TASK REQUIREMENTS -
Pictures don't belong in the copy; print all the records exactly.

Excerpt from a dataset:
········
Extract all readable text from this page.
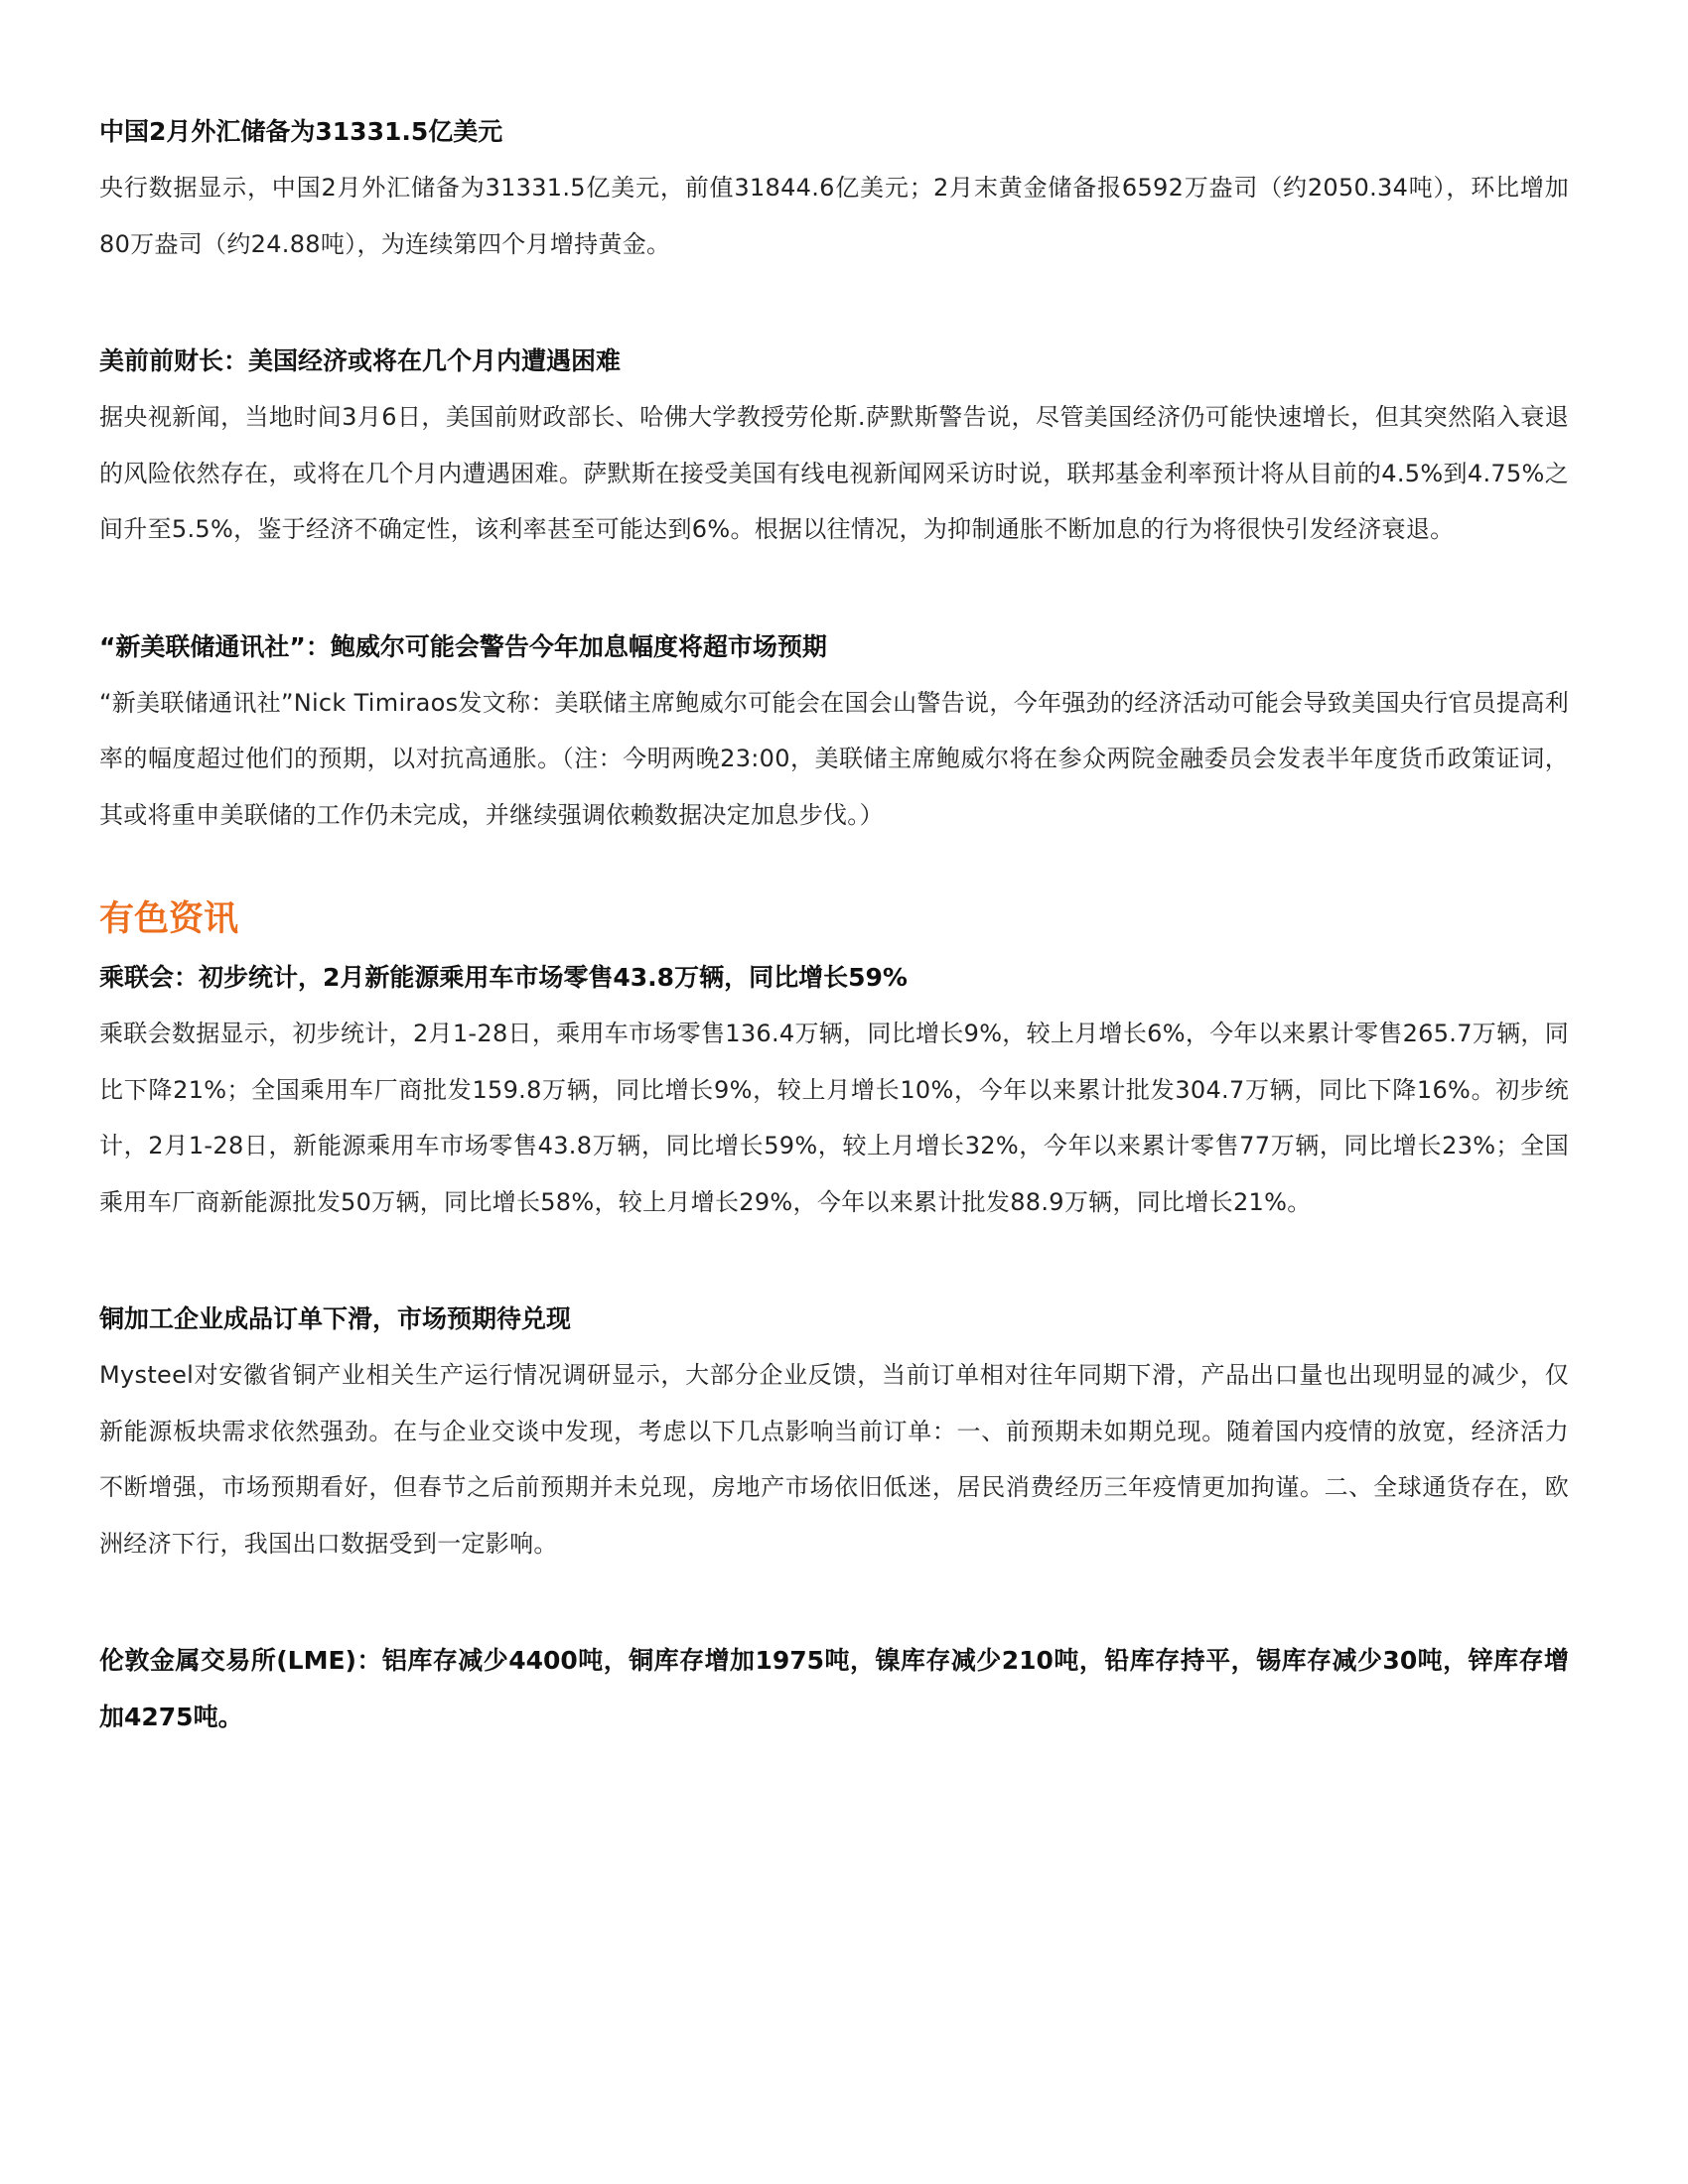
中国2月外汇储备为31331.5亿美元

央行数据显示，中国2月外汇储备为31331.5亿美元，前值31844.6亿美元；2月末黄金储备报6592万盎司（约2050.34吨），环比增加80万盎司（约24.88吨），为连续第四个月增持黄金。

美前前财长：美国经济或将在几个月内遭遇困难

据央视新闻，当地时间3月6日，美国前财政部长、哈佛大学教授劳伦斯.萨默斯警告说，尽管美国经济仍可能快速增长，但其突然陷入衰退的风险依然存在，或将在几个月内遭遇困难。萨默斯在接受美国有线电视新闻网采访时说，联邦基金利率预计将从目前的4.5%到4.75%之间升至5.5%，鉴于经济不确定性，该利率甚至可能达到6%。根据以往情况，为抑制通胀不断加息的行为将很快引发经济衰退。

“新美联储通讯社”：鲍威尔可能会警告今年加息幅度将超市场预期

“新美联储通讯社”Nick Timiraos发文称：美联储主席鲍威尔可能会在国会山警告说，今年强劲的经济活动可能会导致美国央行官员提高利率的幅度超过他们的预期，以对抗高通胀。（注：今明两晚23:00，美联储主席鲍威尔将在参众两院金融委员会发表半年度货币政策证词，其或将重申美联储的工作仍未完成，并继续强调依赖数据决定加息步伐。）

有色资讯

乘联会：初步统计，2月新能源乘用车市场零售43.8万辆，同比增长59%

乘联会数据显示，初步统计，2月1-28日，乘用车市场零售136.4万辆，同比增长9%，较上月增长6%，今年以来累计零售265.7万辆，同比下降21%；全国乘用车厂商批发159.8万辆，同比增长9%，较上月增长10%，今年以来累计批发304.7万辆，同比下降16%。初步统计，2月1-28日，新能源乘用车市场零售43.8万辆，同比增长59%，较上月增长32%，今年以来累计零售77万辆，同比增长23%；全国乘用车厂商新能源批发50万辆，同比增长58%，较上月增长29%，今年以来累计批发88.9万辆，同比增长21%。

铜加工企业成品订单下滑，市场预期待兑现

Mysteel对安徽省铜产业相关生产运行情况调研显示，大部分企业反馈，当前订单相对往年同期下滑，产品出口量也出现明显的减少，仅新能源板块需求依然强劲。在与企业交谈中发现，考虑以下几点影响当前订单：一、前预期未如期兑现。随着国内疫情的放宽，经济活力不断增强，市场预期看好，但春节之后前预期并未兑现，房地产市场依旧低迷，居民消费经历三年疫情更加拘谨。二、全球通货存在，欧洲经济下行，我国出口数据受到一定影响。

伦敦金属交易所(LME)：铝库存减少4400吨，铜库存增加1975吨，镍库存减少210吨，铅库存持平，锡库存减少30吨，锌库存增加4275吨。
········
ANSWER TO THE TASK -
Extract all readable text from this page.
中国2月外汇储备为31331.5亿美元

央行数据显示，中国2月外汇储备为31331.5亿美元，前值31844.6亿美元；2月末黄金储备报6592万盎司（约2050.34吨），环比增加80万盎司（约24.88吨），为连续第四个月增持黄金。

美前前财长：美国经济或将在几个月内遭遇困难

据央视新闻，当地时间3月6日，美国前财政部长、哈佛大学教授劳伦斯.萨默斯警告说，尽管美国经济仍可能快速增长，但其突然陷入衰退的风险依然存在，或将在几个月内遭遇困难。萨默斯在接受美国有线电视新闻网采访时说，联邦基金利率预计将从目前的4.5%到4.75%之间升至5.5%，鉴于经济不确定性，该利率甚至可能达到6%。根据以往情况，为抑制通胀不断加息的行为将很快引发经济衰退。

“新美联储通讯社”：鲍威尔可能会警告今年加息幅度将超市场预期

“新美联储通讯社”Nick Timiraos发文称：美联储主席鲍威尔可能会在国会山警告说，今年强劲的经济活动可能会导致美国央行官员提高利率的幅度超过他们的预期，以对抗高通胀。（注：今明两晚23:00，美联储主席鲍威尔将在参众两院金融委员会发表半年度货币政策证词，其或将重申美联储的工作仍未完成，并继续强调依赖数据决定加息步伐。）

有色资讯

乘联会：初步统计，2月新能源乘用车市场零售43.8万辆，同比增长59%

乘联会数据显示，初步统计，2月1-28日，乘用车市场零售136.4万辆，同比增长9%，较上月增长6%，今年以来累计零售265.7万辆，同比下降21%；全国乘用车厂商批发159.8万辆，同比增长9%，较上月增长10%，今年以来累计批发304.7万辆，同比下降16%。初步统计，2月1-28日，新能源乘用车市场零售43.8万辆，同比增长59%，较上月增长32%，今年以来累计零售77万辆，同比增长23%；全国乘用车厂商新能源批发50万辆，同比增长58%，较上月增长29%，今年以来累计批发88.9万辆，同比增长21%。

铜加工企业成品订单下滑，市场预期待兑现

Mysteel对安徽省铜产业相关生产运行情况调研显示，大部分企业反馈，当前订单相对往年同期下滑，产品出口量也出现明显的减少，仅新能源板块需求依然强劲。在与企业交谈中发现，考虑以下几点影响当前订单：一、前预期未如期兑现。随着国内疫情的放宽，经济活力不断增强，市场预期看好，但春节之后前预期并未兑现，房地产市场依旧低迷，居民消费经历三年疫情更加拘谨。二、全球通货存在，欧洲经济下行，我国出口数据受到一定影响。

伦敦金属交易所(LME)：铝库存减少4400吨，铜库存增加1975吨，镍库存减少210吨，铅库存持平，锡库存减少30吨，锌库存增加4275吨。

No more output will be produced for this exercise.